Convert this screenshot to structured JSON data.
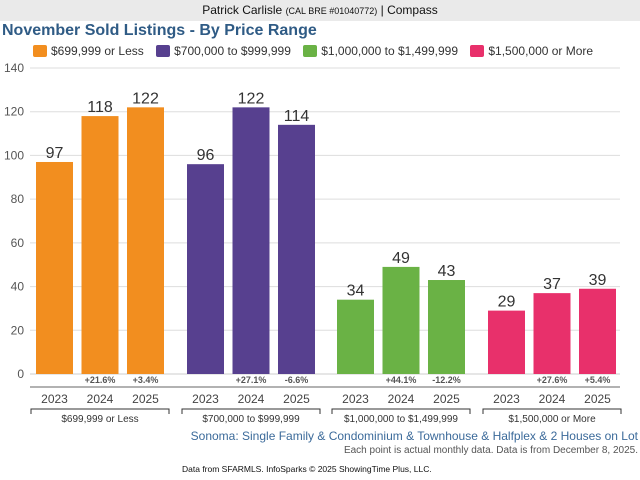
{
  "header": {
    "agent_name": "Patrick Carlisle",
    "license": "(CAL BRE #01040772)",
    "brokerage": "| Compass"
  },
  "footer": {
    "subtitle": "Sonoma: Single Family & Condominium & Townhouse & Halfplex & 2 Houses on Lot",
    "note": "Each point is actual monthly data. Data is from December 8, 2025.",
    "credit": "Data from SFARMLS. InfoSparks © 2025 ShowingTime Plus, LLC."
  },
  "chart_data": {
    "type": "bar",
    "title": "November Sold Listings - By Price Range",
    "xlabel": "",
    "ylabel": "",
    "ylim": [
      0,
      140
    ],
    "yticks": [
      0,
      20,
      40,
      60,
      80,
      100,
      120,
      140
    ],
    "grid": true,
    "legend_position": "top-left",
    "categories": [
      "2023",
      "2024",
      "2025"
    ],
    "series": [
      {
        "name": "$699,999 or Less",
        "color": "#f28e1f",
        "values": [
          97,
          118,
          122
        ],
        "changes": [
          "",
          "+21.6%",
          "+3.4%"
        ]
      },
      {
        "name": "$700,000 to $999,999",
        "color": "#57408f",
        "values": [
          96,
          122,
          114
        ],
        "changes": [
          "",
          "+27.1%",
          "-6.6%"
        ]
      },
      {
        "name": "$1,000,000 to $1,499,999",
        "color": "#6ab245",
        "values": [
          34,
          49,
          43
        ],
        "changes": [
          "",
          "+44.1%",
          "-12.2%"
        ]
      },
      {
        "name": "$1,500,000 or More",
        "color": "#e8306b",
        "values": [
          29,
          37,
          39
        ],
        "changes": [
          "",
          "+27.6%",
          "+5.4%"
        ]
      }
    ]
  }
}
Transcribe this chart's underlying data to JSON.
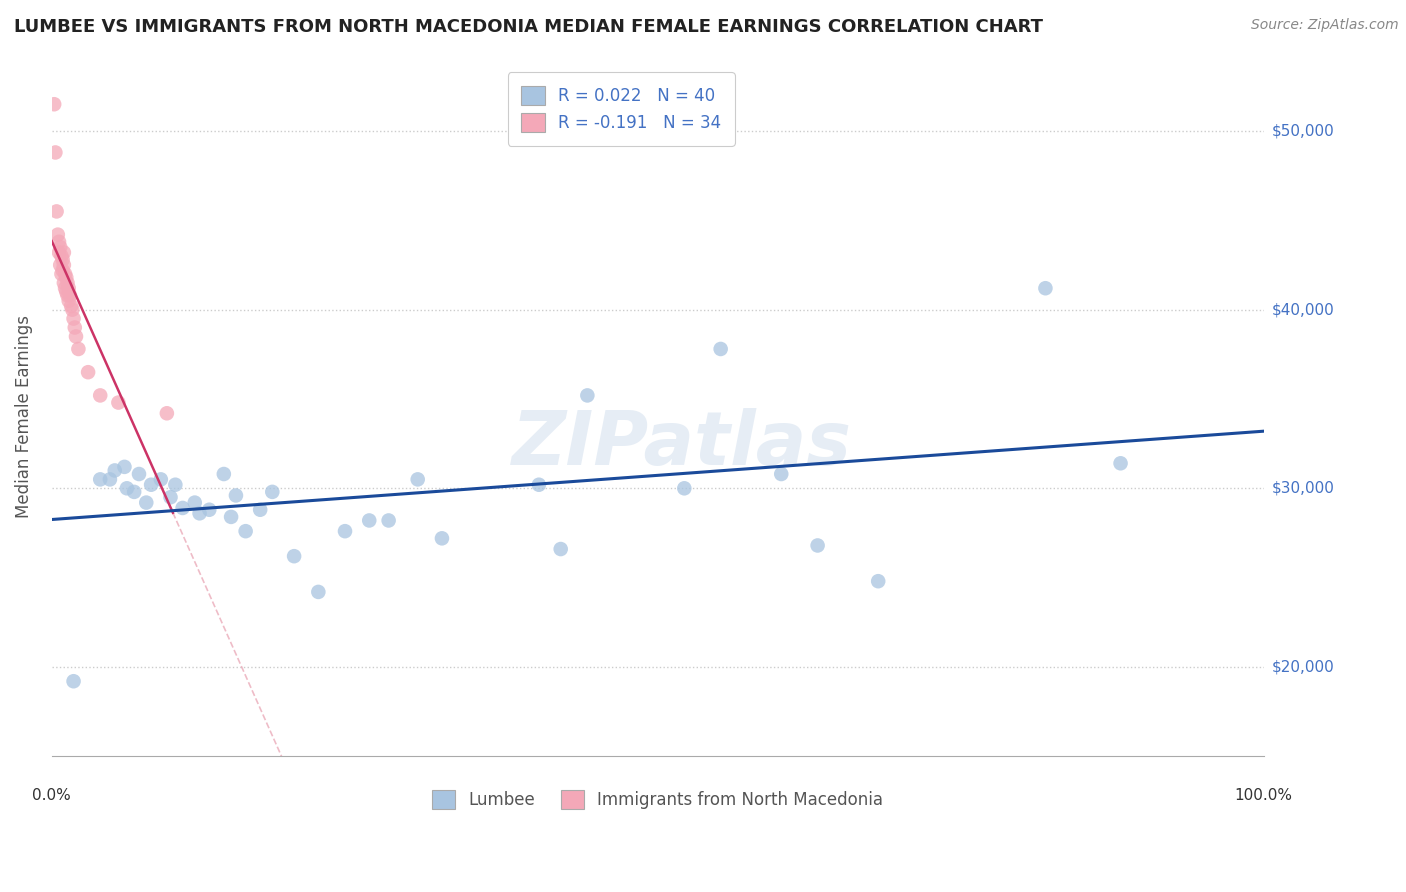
{
  "title": "LUMBEE VS IMMIGRANTS FROM NORTH MACEDONIA MEDIAN FEMALE EARNINGS CORRELATION CHART",
  "source": "Source: ZipAtlas.com",
  "ylabel": "Median Female Earnings",
  "xlim": [
    0,
    1.0
  ],
  "ylim": [
    15000,
    53000
  ],
  "yticks": [
    20000,
    30000,
    40000,
    50000
  ],
  "ytick_labels": [
    "$20,000",
    "$30,000",
    "$40,000",
    "$50,000"
  ],
  "watermark": "ZIPatlas",
  "lumbee_R": 0.022,
  "lumbee_N": 40,
  "macedonia_R": -0.191,
  "macedonia_N": 34,
  "lumbee_color": "#a8c4e0",
  "lumbee_line_color": "#1a4a9a",
  "macedonia_color": "#f4a8b8",
  "macedonia_line_color": "#cc3366",
  "macedonia_line_dash_color": "#e8a0b0",
  "background_color": "#ffffff",
  "grid_color": "#cccccc",
  "lumbee_x": [
    0.018,
    0.04,
    0.048,
    0.052,
    0.06,
    0.062,
    0.068,
    0.072,
    0.078,
    0.082,
    0.09,
    0.098,
    0.102,
    0.108,
    0.118,
    0.122,
    0.13,
    0.142,
    0.148,
    0.152,
    0.16,
    0.172,
    0.182,
    0.2,
    0.22,
    0.242,
    0.262,
    0.278,
    0.302,
    0.322,
    0.402,
    0.42,
    0.442,
    0.522,
    0.552,
    0.602,
    0.632,
    0.682,
    0.82,
    0.882
  ],
  "lumbee_y": [
    19200,
    30500,
    30500,
    31000,
    31200,
    30000,
    29800,
    30800,
    29200,
    30200,
    30500,
    29500,
    30200,
    28900,
    29200,
    28600,
    28800,
    30800,
    28400,
    29600,
    27600,
    28800,
    29800,
    26200,
    24200,
    27600,
    28200,
    28200,
    30500,
    27200,
    30200,
    26600,
    35200,
    30000,
    37800,
    30800,
    26800,
    24800,
    41200,
    31400
  ],
  "macedonia_x": [
    0.002,
    0.003,
    0.004,
    0.005,
    0.006,
    0.006,
    0.007,
    0.007,
    0.008,
    0.008,
    0.009,
    0.009,
    0.01,
    0.01,
    0.01,
    0.011,
    0.011,
    0.012,
    0.012,
    0.013,
    0.013,
    0.014,
    0.014,
    0.015,
    0.016,
    0.017,
    0.018,
    0.019,
    0.02,
    0.022,
    0.03,
    0.04,
    0.055,
    0.095
  ],
  "macedonia_y": [
    51500,
    48800,
    45500,
    44200,
    43800,
    43200,
    43500,
    42500,
    43000,
    42000,
    42800,
    42200,
    43200,
    42500,
    41500,
    42000,
    41200,
    41800,
    41000,
    41500,
    40800,
    41200,
    40500,
    40800,
    40200,
    40000,
    39500,
    39000,
    38500,
    37800,
    36500,
    35200,
    34800,
    34200
  ]
}
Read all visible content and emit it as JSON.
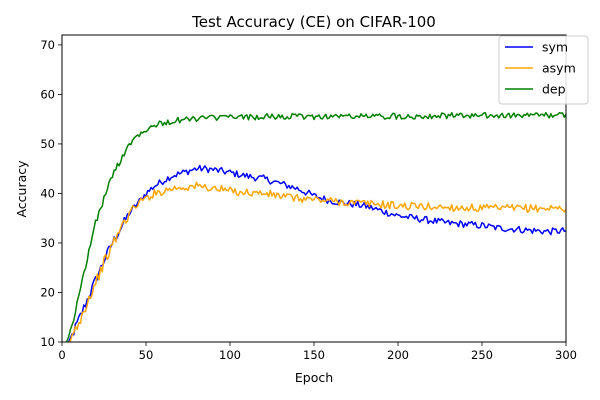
{
  "chart_data": {
    "type": "line",
    "title": "Test Accuracy (CE) on CIFAR-100",
    "xlabel": "Epoch",
    "ylabel": "Accuracy",
    "xlim": [
      0,
      300
    ],
    "ylim": [
      10,
      72
    ],
    "xticks": [
      0,
      50,
      100,
      150,
      200,
      250,
      300
    ],
    "yticks": [
      10,
      20,
      30,
      40,
      50,
      60,
      70
    ],
    "grid": false,
    "legend_position": "top-right",
    "x": [
      1,
      5,
      10,
      15,
      20,
      25,
      30,
      35,
      40,
      45,
      50,
      55,
      60,
      65,
      70,
      75,
      80,
      85,
      90,
      95,
      100,
      110,
      120,
      130,
      140,
      150,
      160,
      170,
      180,
      190,
      200,
      210,
      220,
      230,
      240,
      250,
      260,
      270,
      280,
      290,
      300
    ],
    "series": [
      {
        "name": "sym",
        "color": "#0000ff",
        "values": [
          8.5,
          10.5,
          14.5,
          18.5,
          22.5,
          26.5,
          30.0,
          33.0,
          36.0,
          38.0,
          40.0,
          41.5,
          42.5,
          43.5,
          44.0,
          44.5,
          45.0,
          45.0,
          44.8,
          44.5,
          44.2,
          43.5,
          43.0,
          42.0,
          41.0,
          39.5,
          38.5,
          38.0,
          37.5,
          36.5,
          35.5,
          35.0,
          34.5,
          34.0,
          33.8,
          33.5,
          33.0,
          32.8,
          32.5,
          32.3,
          32.5
        ]
      },
      {
        "name": "asym",
        "color": "#ffa500",
        "values": [
          8.5,
          10.5,
          14.0,
          18.0,
          22.0,
          26.0,
          29.5,
          33.0,
          36.0,
          38.0,
          39.0,
          40.0,
          40.5,
          41.0,
          41.2,
          41.3,
          41.5,
          41.3,
          41.0,
          40.8,
          40.5,
          40.2,
          40.0,
          39.5,
          39.0,
          38.8,
          38.5,
          38.2,
          38.0,
          37.8,
          37.5,
          37.4,
          37.3,
          37.2,
          37.1,
          37.0,
          37.0,
          37.0,
          37.0,
          37.0,
          37.0
        ]
      },
      {
        "name": "dep",
        "color": "#008000",
        "values": [
          8.5,
          12.0,
          19.0,
          27.0,
          34.0,
          39.0,
          43.5,
          47.0,
          50.0,
          51.8,
          53.0,
          53.8,
          54.2,
          54.5,
          54.8,
          55.0,
          55.1,
          55.2,
          55.3,
          55.3,
          55.4,
          55.4,
          55.5,
          55.5,
          55.5,
          55.5,
          55.6,
          55.6,
          55.6,
          55.6,
          55.6,
          55.6,
          55.7,
          55.7,
          55.7,
          55.7,
          55.7,
          55.7,
          55.8,
          55.8,
          55.8
        ]
      }
    ]
  }
}
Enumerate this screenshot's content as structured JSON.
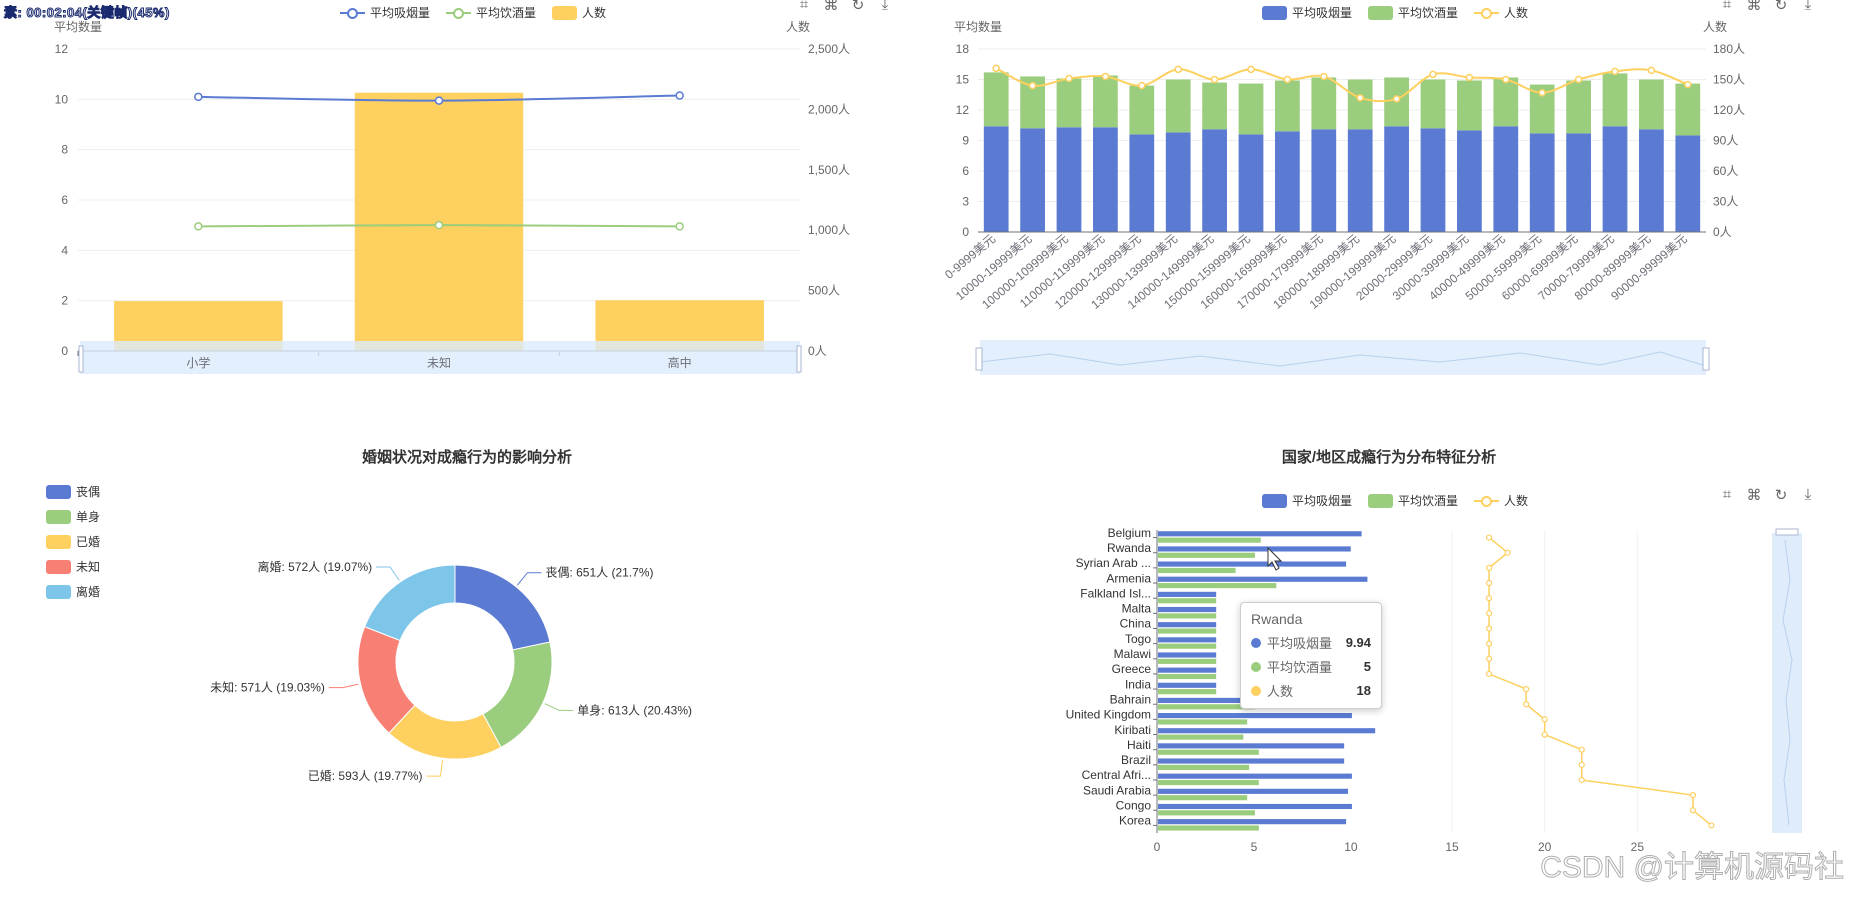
{
  "overlay_text": "素: 00:02:04(关键帧)(45%)",
  "watermark": "CSDN @计算机源码社",
  "colors": {
    "smoke": "#5b7bd3",
    "drink": "#9bcd7e",
    "people": "#fdd05f",
    "red": "#f87f73",
    "cyan": "#7ec5ea"
  },
  "toolbox_icons": [
    "zoom-icon",
    "zoom-reset-icon",
    "restore-icon",
    "download-icon"
  ],
  "chart1": {
    "legend": [
      "平均吸烟量",
      "平均饮酒量",
      "人数"
    ],
    "y_left_label": "平均数量",
    "y_right_label": "人数"
  },
  "chart2": {
    "legend": [
      "平均吸烟量",
      "平均饮酒量",
      "人数"
    ],
    "y_left_label": "平均数量",
    "y_right_label": "人数"
  },
  "chart3": {
    "title": "婚姻状况对成瘾行为的影响分析"
  },
  "chart4": {
    "title": "国家/地区成瘾行为分布特征分析",
    "legend": [
      "平均吸烟量",
      "平均饮酒量",
      "人数"
    ],
    "tooltip": {
      "title": "Rwanda",
      "rows": [
        {
          "name": "平均吸烟量",
          "value": "9.94"
        },
        {
          "name": "平均饮酒量",
          "value": "5"
        },
        {
          "name": "人数",
          "value": "18"
        }
      ]
    }
  },
  "chart_data": [
    {
      "type": "bar",
      "categories": [
        "小学",
        "未知",
        "高中"
      ],
      "series": [
        {
          "name": "平均吸烟量",
          "type": "line",
          "axis": "left",
          "values": [
            10.1,
            9.95,
            10.15
          ]
        },
        {
          "name": "平均饮酒量",
          "type": "line",
          "axis": "left",
          "values": [
            4.95,
            5.0,
            4.95
          ]
        },
        {
          "name": "人数",
          "type": "bar",
          "axis": "right",
          "values": [
            413,
            2138,
            420
          ]
        }
      ],
      "y_left": {
        "ticks": [
          0,
          2,
          4,
          6,
          8,
          10,
          12
        ],
        "range": [
          0,
          12
        ]
      },
      "y_right": {
        "ticks": [
          "0人",
          "500人",
          "1,000人",
          "1,500人",
          "2,000人",
          "2,500人"
        ],
        "range": [
          0,
          2500
        ]
      }
    },
    {
      "type": "bar",
      "categories": [
        "0-9999美元",
        "10000-19999美元",
        "100000-109999美元",
        "110000-119999美元",
        "120000-129999美元",
        "130000-139999美元",
        "140000-149999美元",
        "150000-159999美元",
        "160000-169999美元",
        "170000-179999美元",
        "180000-189999美元",
        "190000-199999美元",
        "20000-29999美元",
        "30000-39999美元",
        "40000-49999美元",
        "50000-59999美元",
        "60000-69999美元",
        "70000-79999美元",
        "80000-89999美元",
        "90000-99999美元"
      ],
      "stacked": true,
      "series": [
        {
          "name": "平均吸烟量",
          "type": "bar",
          "axis": "left",
          "values": [
            10.4,
            10.2,
            10.3,
            10.3,
            9.6,
            9.8,
            10.1,
            9.6,
            9.9,
            10.1,
            10.1,
            10.4,
            10.2,
            10.0,
            10.4,
            9.7,
            9.7,
            10.4,
            10.1,
            9.5
          ]
        },
        {
          "name": "平均饮酒量",
          "type": "bar",
          "axis": "left",
          "values": [
            5.3,
            5.1,
            4.8,
            5.1,
            4.8,
            5.2,
            4.6,
            5.0,
            5.0,
            5.1,
            4.9,
            4.8,
            4.8,
            4.9,
            4.8,
            4.8,
            5.2,
            5.2,
            4.9,
            5.1
          ]
        },
        {
          "name": "人数",
          "type": "line",
          "axis": "right",
          "values": [
            161,
            144,
            151,
            153,
            144,
            160,
            150,
            160,
            150,
            153,
            132,
            131,
            155,
            152,
            150,
            137,
            150,
            158,
            159,
            145
          ]
        }
      ],
      "y_left": {
        "ticks": [
          0,
          3,
          6,
          9,
          12,
          15,
          18
        ],
        "range": [
          0,
          18
        ]
      },
      "y_right": {
        "ticks": [
          "0人",
          "30人",
          "60人",
          "90人",
          "120人",
          "150人",
          "180人"
        ],
        "range": [
          0,
          180
        ]
      }
    },
    {
      "type": "pie",
      "legend": [
        "丧偶",
        "单身",
        "已婚",
        "未知",
        "离婚"
      ],
      "slices": [
        {
          "name": "丧偶",
          "value": 651,
          "label": "丧偶: 651人 (21.7%)"
        },
        {
          "name": "单身",
          "value": 613,
          "label": "单身: 613人 (20.43%)"
        },
        {
          "name": "已婚",
          "value": 593,
          "label": "已婚: 593人 (19.77%)"
        },
        {
          "name": "未知",
          "value": 571,
          "label": "未知: 571人 (19.03%)"
        },
        {
          "name": "离婚",
          "value": 572,
          "label": "离婚: 572人 (19.07%)"
        }
      ]
    },
    {
      "type": "bar",
      "orientation": "horizontal",
      "categories": [
        "Belgium",
        "Rwanda",
        "Syrian Arab ...",
        "Armenia",
        "Falkland Isl...",
        "Malta",
        "China",
        "Togo",
        "Malawi",
        "Greece",
        "India",
        "Bahrain",
        "United Kingdom",
        "Kiribati",
        "Haiti",
        "Brazil",
        "Central Afri...",
        "Saudi Arabia",
        "Congo",
        "Korea"
      ],
      "series": [
        {
          "name": "平均吸烟量",
          "values": [
            10.5,
            9.94,
            9.7,
            10.8,
            3,
            3,
            3,
            3,
            3,
            3,
            3,
            10.6,
            10.0,
            11.2,
            9.6,
            9.6,
            10.0,
            9.8,
            10.0,
            9.7
          ]
        },
        {
          "name": "平均饮酒量",
          "values": [
            5.3,
            5,
            4.0,
            6.1,
            3,
            3,
            3,
            3,
            3,
            3,
            3,
            5.0,
            4.6,
            4.4,
            5.2,
            4.7,
            5.2,
            4.6,
            5.0,
            5.2
          ]
        },
        {
          "name": "人数",
          "values": [
            17,
            18,
            17,
            17,
            17,
            17,
            17,
            17,
            17,
            17,
            19,
            19,
            20,
            20,
            22,
            22,
            22,
            28,
            28,
            29
          ]
        }
      ],
      "x_bar": {
        "ticks": [
          0,
          5,
          10
        ],
        "range": [
          0,
          11.5
        ]
      },
      "x_people": {
        "ticks": [
          15,
          20,
          25
        ],
        "range": [
          15,
          30
        ]
      }
    }
  ]
}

**The request**
Find the word "this" in the data and show each line that holds it.

**Written answer**
Convert this screenshot to structured JSON data.
Transcribe this chart's underlying data to JSON.
Enumerate this screenshot's content as structured JSON.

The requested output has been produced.